Challenge> Rewrite only the lines from the one containing "Output each element" down to the one containing "row-description: 11111111111111111111111111Accounts11 —", changing "Auto Accident" to "Vehicle Accident" and leaving everything else the same.

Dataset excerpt
▬▬▬
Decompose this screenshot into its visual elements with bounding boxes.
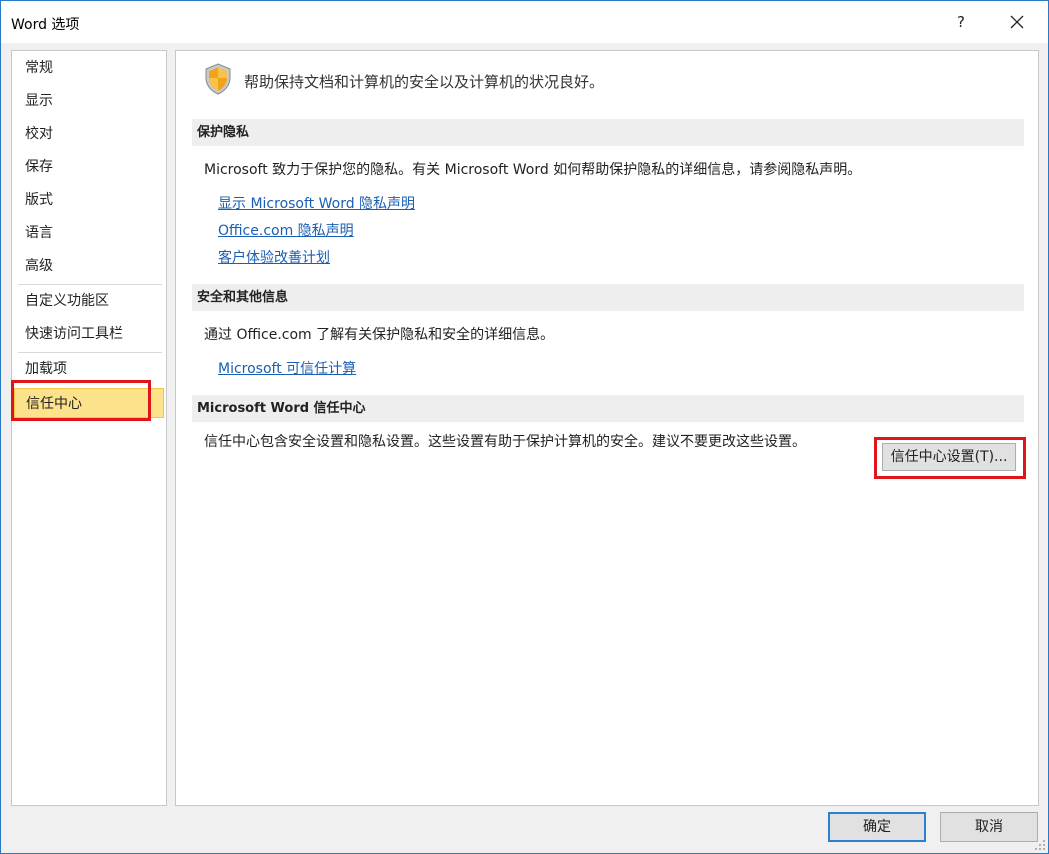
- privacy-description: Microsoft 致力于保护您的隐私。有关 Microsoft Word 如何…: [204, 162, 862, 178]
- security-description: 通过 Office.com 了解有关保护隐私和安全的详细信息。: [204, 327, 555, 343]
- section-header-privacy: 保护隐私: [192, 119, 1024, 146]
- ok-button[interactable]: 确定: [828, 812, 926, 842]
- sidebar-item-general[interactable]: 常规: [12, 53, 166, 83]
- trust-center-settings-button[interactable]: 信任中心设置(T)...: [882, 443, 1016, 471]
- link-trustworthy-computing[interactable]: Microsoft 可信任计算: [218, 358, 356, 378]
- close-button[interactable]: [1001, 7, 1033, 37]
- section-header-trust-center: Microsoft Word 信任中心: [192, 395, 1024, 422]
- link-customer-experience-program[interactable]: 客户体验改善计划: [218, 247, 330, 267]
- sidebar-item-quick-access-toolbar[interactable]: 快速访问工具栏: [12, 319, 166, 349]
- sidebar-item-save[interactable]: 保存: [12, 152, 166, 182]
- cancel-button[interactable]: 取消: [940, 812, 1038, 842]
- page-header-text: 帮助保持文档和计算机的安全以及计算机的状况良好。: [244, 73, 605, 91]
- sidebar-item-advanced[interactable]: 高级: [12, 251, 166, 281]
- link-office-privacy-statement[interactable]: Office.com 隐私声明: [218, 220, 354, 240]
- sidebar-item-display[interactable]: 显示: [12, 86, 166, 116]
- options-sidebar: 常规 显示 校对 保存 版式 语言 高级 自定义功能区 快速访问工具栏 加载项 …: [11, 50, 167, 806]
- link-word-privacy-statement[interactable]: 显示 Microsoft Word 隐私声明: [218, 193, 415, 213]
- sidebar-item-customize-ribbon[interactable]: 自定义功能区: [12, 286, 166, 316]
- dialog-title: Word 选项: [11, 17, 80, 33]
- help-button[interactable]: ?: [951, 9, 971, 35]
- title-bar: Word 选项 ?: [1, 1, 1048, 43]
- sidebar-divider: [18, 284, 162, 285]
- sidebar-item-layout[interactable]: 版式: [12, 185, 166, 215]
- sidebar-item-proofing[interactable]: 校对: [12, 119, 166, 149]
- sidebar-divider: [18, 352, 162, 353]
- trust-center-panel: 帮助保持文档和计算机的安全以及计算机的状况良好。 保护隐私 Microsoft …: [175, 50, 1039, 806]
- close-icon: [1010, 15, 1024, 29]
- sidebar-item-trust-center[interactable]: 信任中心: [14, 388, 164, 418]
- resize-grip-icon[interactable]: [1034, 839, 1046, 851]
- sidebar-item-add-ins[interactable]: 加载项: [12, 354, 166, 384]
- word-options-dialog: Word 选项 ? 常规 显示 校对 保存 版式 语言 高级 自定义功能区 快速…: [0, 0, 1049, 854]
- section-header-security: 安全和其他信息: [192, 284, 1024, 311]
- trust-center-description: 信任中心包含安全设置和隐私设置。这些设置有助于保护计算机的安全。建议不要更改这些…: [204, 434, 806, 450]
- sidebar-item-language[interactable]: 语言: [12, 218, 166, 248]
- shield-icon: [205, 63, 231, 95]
▬▬▬
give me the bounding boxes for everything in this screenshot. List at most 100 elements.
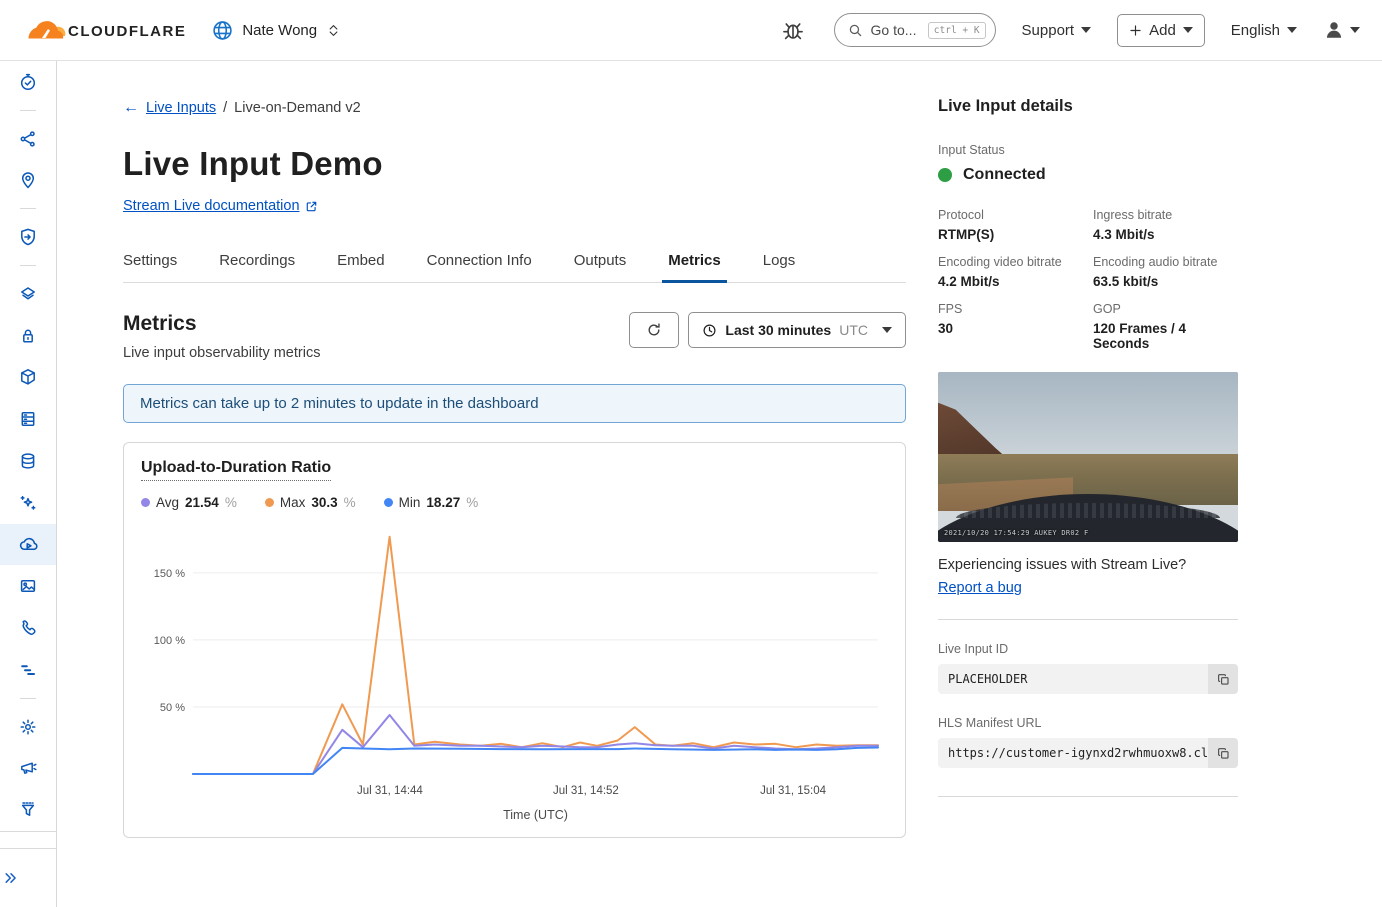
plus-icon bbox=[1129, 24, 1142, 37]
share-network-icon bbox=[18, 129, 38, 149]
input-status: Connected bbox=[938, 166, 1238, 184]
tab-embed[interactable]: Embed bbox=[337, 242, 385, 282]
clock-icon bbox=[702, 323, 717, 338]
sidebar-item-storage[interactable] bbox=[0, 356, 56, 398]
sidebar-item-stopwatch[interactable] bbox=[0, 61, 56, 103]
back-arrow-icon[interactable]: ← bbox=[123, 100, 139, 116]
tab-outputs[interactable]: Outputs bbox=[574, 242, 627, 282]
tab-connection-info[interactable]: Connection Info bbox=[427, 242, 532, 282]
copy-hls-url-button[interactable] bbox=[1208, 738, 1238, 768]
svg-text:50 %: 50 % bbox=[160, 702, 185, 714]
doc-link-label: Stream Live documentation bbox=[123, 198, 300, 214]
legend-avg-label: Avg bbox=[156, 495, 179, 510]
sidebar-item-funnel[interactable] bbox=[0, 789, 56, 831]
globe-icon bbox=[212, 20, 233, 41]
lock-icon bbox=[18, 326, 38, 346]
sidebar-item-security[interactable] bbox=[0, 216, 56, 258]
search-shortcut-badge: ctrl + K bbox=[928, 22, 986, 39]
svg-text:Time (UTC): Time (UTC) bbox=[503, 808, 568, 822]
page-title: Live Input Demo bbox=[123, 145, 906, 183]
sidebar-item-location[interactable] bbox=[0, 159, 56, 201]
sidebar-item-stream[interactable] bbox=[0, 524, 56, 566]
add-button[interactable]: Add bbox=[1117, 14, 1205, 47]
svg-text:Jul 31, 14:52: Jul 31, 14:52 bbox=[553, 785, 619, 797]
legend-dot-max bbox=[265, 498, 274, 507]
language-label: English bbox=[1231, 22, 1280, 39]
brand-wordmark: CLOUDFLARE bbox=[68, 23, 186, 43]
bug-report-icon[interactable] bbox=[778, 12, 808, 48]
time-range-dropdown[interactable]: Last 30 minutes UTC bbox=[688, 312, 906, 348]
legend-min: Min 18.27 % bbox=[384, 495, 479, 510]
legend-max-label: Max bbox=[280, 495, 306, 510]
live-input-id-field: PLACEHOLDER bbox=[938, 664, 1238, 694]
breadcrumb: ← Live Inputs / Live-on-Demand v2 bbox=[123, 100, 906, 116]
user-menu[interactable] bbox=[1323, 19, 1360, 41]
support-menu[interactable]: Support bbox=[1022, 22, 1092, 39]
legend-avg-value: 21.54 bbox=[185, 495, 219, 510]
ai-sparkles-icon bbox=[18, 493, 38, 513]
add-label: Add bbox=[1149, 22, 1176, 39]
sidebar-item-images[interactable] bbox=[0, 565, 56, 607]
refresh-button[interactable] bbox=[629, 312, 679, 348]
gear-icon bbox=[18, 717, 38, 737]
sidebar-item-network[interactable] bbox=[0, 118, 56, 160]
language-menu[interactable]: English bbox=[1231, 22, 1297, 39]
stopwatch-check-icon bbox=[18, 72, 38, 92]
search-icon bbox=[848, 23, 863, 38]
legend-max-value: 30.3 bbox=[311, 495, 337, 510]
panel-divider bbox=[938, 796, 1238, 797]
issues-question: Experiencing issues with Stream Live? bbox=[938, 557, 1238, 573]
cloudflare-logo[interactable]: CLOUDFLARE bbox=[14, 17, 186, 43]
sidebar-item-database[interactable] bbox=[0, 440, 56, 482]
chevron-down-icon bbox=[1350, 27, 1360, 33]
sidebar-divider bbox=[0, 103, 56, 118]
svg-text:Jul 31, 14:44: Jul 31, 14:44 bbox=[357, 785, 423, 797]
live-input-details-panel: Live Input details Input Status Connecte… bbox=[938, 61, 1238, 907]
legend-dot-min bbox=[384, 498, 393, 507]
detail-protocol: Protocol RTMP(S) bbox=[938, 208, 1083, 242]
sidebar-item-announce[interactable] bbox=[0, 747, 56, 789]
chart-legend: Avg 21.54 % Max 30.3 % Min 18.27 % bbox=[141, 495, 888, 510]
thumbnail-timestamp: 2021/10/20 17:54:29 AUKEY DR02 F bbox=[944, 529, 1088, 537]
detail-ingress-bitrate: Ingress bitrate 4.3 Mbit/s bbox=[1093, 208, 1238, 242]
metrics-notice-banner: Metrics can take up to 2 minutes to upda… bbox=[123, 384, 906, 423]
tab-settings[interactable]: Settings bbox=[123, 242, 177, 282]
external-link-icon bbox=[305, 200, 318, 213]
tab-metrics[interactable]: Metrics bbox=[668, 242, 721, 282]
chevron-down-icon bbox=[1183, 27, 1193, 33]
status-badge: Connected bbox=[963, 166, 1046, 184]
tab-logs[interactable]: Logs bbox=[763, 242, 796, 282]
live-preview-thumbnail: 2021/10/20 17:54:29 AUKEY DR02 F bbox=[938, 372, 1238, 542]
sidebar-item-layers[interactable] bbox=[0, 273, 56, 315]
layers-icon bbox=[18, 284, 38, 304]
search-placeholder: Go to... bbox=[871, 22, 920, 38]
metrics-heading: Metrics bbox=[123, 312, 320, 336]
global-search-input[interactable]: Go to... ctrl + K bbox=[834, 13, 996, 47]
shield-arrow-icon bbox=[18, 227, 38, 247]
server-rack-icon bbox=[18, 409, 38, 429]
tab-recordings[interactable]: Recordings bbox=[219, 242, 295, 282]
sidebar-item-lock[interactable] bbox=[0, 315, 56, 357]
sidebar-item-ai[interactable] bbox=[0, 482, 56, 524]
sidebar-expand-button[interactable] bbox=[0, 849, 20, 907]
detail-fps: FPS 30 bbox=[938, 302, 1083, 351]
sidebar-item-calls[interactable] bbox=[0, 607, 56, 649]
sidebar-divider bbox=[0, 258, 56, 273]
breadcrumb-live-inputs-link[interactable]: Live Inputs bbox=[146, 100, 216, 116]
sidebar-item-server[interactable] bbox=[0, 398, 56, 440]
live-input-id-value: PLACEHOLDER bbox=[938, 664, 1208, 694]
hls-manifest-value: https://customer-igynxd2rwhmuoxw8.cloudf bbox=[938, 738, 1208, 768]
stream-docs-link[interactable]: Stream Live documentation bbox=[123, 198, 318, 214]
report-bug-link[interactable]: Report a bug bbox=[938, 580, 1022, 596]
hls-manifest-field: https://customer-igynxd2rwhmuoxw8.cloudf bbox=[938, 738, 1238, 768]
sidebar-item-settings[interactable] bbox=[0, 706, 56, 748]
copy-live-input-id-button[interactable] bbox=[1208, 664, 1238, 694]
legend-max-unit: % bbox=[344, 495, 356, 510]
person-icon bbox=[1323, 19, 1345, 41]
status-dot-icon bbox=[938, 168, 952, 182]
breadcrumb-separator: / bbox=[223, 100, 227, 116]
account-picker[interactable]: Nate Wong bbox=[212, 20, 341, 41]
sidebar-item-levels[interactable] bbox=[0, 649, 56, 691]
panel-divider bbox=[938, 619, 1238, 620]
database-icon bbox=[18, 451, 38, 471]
▬▬▬
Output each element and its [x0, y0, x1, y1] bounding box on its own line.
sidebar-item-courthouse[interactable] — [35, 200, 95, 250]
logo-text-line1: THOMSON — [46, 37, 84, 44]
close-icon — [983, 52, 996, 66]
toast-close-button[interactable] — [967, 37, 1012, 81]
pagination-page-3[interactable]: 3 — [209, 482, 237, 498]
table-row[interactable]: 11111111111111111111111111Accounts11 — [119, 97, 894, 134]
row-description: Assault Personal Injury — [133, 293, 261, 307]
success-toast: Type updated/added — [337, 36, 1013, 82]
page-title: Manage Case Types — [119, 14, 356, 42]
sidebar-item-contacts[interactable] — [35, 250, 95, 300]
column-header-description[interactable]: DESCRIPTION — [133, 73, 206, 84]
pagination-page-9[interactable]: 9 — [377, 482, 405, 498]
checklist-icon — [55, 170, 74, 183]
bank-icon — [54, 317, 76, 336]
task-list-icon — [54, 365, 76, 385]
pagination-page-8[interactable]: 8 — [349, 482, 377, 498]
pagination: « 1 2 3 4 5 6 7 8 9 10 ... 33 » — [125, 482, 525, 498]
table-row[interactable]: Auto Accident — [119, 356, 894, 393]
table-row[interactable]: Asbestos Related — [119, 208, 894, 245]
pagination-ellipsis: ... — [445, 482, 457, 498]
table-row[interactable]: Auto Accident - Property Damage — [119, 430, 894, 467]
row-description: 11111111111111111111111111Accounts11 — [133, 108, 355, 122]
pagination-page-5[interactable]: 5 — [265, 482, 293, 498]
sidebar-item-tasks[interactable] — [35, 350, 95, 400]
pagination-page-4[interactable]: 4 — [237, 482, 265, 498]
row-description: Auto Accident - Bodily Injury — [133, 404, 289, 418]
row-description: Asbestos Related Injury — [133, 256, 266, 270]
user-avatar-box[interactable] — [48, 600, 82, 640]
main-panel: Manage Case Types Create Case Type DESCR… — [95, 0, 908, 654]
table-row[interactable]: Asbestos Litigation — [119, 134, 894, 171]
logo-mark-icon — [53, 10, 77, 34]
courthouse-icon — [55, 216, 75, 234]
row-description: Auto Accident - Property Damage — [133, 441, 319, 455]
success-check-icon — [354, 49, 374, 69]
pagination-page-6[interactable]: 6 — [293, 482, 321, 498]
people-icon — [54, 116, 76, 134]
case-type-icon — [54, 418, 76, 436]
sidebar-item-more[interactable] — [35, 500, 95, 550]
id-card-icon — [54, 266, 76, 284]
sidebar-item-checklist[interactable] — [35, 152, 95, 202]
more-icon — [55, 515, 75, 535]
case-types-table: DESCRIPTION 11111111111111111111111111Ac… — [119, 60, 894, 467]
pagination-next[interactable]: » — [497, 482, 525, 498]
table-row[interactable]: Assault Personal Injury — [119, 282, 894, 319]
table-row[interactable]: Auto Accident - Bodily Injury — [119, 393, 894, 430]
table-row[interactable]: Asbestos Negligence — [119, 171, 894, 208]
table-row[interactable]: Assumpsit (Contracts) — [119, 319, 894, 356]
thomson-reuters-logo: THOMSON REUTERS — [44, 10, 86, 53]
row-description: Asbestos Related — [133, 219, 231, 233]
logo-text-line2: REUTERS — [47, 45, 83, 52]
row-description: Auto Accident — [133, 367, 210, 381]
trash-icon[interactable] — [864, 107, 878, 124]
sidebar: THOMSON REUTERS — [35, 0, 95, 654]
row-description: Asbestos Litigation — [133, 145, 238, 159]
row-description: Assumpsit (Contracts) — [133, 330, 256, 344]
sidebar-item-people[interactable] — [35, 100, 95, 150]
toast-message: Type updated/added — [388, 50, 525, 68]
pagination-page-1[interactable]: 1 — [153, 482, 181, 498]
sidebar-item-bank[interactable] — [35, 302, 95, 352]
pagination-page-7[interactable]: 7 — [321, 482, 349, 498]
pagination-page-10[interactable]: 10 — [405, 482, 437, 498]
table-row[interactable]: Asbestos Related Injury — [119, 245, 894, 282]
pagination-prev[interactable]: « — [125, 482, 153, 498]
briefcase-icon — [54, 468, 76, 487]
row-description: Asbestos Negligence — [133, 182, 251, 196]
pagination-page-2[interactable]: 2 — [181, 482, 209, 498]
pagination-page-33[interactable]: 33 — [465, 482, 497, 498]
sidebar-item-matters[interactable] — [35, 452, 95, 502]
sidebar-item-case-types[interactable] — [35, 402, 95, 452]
▬▬▬
Exercise output>
Output each element and its [x0, y0, x1, y1] bounding box on its own line.
sidebar-item-courthouse[interactable] — [35, 200, 95, 250]
logo-text-line1: THOMSON — [46, 37, 84, 44]
close-icon — [983, 52, 996, 66]
toast-close-button[interactable] — [967, 37, 1012, 81]
pagination-page-3[interactable]: 3 — [209, 482, 237, 498]
table-row[interactable]: 11111111111111111111111111Accounts11 — [119, 97, 894, 134]
row-description: Assault Personal Injury — [133, 293, 261, 307]
success-toast: Type updated/added — [337, 36, 1013, 82]
page-title: Manage Case Types — [119, 14, 356, 42]
sidebar-item-contacts[interactable] — [35, 250, 95, 300]
column-header-description[interactable]: DESCRIPTION — [133, 73, 206, 84]
pagination-page-9[interactable]: 9 — [377, 482, 405, 498]
checklist-icon — [55, 170, 74, 183]
bank-icon — [54, 317, 76, 336]
task-list-icon — [54, 365, 76, 385]
pagination-page-8[interactable]: 8 — [349, 482, 377, 498]
pagination: « 1 2 3 4 5 6 7 8 9 10 ... 33 » — [125, 482, 525, 498]
table-row[interactable]: Vehicle Accident — [119, 356, 894, 393]
table-row[interactable]: Asbestos Related — [119, 208, 894, 245]
pagination-ellipsis: ... — [445, 482, 457, 498]
table-row[interactable]: Vehicle Accident - Property Damage — [119, 430, 894, 467]
row-description: 11111111111111111111111111Accounts11 — [133, 108, 355, 122]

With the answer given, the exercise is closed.